“............
Tidak kurang yang sayang padanya
Orang lain mati dilupa
Para pejuang tetap dikenang
Sejarahnya ditulis orang
Makamnya sentiasa di ziarahi
Walau perjuangan tak Berjaya
......................”
Pangeran Jayakarta Wijayakrama atau
Pangeran Achmad Jaketra adalah Sultan Terahir dari Kesultanan Jayakarta(kini
Jakarta). Berdirinya Kesultanan Jayakarta diawali dengan kemenangan Pasukan
Fatahillah terhadap pasukan Portugis di Sunda Kelapa pada tanggal 22 Juni 1527.
Hari kemenangan tersebut menjadi sejarah awal Sejarah Kota Jakarta yang kini
diperingati setiap tahun sebagai hari jadi kota Jakarta dan nama Fatahillah di
abadikan sebagai nama Musium Sejarah Jakarta di kawasan Kota tua tak jauh dari
Stasiun Kereta Api Jakarta Kota.

□ □ □ □ □

Tugas yang Dikerjakan:
1) Menurut teks tentang Pangeran Jayakarta, pada tanggal berapa pasukan Fatahillah mengalahkan pasukan Portugis di Sunda Kelapa?
2) Salin kata demi kata bagian teks tentang Pangeran Jayakarta mulai dari "Pangeran Jayakarta Wijayakrama" hingga dan termasuk "Api Jakarta Kota.".

Daftar elemen beranotasi:
□ □ □ □ □

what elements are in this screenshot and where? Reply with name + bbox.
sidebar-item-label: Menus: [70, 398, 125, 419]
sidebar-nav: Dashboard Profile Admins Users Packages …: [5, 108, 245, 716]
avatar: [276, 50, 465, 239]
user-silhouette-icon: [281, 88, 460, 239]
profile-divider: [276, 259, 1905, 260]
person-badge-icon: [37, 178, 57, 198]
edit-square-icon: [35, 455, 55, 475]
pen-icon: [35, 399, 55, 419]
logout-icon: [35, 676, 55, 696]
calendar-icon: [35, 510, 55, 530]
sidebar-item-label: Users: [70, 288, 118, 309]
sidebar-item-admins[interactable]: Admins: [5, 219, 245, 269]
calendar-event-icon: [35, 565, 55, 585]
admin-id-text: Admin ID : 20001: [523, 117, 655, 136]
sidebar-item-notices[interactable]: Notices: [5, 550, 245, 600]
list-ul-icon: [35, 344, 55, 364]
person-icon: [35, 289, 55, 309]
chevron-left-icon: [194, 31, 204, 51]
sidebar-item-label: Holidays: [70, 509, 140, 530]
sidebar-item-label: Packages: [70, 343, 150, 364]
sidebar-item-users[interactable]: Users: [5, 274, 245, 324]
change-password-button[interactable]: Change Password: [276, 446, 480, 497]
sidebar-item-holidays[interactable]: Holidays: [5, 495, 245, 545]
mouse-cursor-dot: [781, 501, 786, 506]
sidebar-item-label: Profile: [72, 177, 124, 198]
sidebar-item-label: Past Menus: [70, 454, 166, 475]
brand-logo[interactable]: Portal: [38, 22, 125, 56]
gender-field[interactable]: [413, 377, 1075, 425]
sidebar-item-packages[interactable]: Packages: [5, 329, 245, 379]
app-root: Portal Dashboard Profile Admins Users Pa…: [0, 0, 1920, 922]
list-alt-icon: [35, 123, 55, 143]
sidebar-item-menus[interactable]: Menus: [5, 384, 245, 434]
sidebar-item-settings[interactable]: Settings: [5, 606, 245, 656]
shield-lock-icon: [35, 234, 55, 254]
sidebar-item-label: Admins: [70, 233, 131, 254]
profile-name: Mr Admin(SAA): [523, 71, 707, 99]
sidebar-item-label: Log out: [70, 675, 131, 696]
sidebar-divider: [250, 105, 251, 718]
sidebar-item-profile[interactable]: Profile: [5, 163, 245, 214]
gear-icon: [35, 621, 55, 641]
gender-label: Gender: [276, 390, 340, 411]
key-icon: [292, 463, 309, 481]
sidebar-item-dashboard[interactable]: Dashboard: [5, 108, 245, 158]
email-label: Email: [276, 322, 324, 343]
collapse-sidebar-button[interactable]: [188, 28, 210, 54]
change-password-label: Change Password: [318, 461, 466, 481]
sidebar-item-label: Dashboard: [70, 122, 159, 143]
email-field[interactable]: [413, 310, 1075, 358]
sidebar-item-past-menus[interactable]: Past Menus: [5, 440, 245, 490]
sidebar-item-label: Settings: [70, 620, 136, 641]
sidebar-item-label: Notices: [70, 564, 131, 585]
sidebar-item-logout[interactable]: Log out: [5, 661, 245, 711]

□ □ □ □ □

Jawaban Tiap Tugas:
1) 22 Juni 1527.

2)
Pangeran Jayakarta Wijayakrama atau
Pangeran Achmad Jaketra adalah Sultan Terahir dari Kesultanan Jayakarta(kini
Jakarta). Berdirinya Kesultanan Jayakarta diawali dengan kemenangan Pasukan
Fatahillah terhadap pasukan Portugis di Sunda Kelapa pada tanggal 22 Juni 1527.
Hari kemenangan tersebut menjadi sejarah awal Sejarah Kota Jakarta yang kini
diperingati setiap tahun sebagai hari jadi kota Jakarta dan nama Fatahillah di
abadikan sebagai nama Musium Sejarah Jakarta di kawasan Kota tua tak jauh dari
Stasiun Kereta Api Jakarta Kota.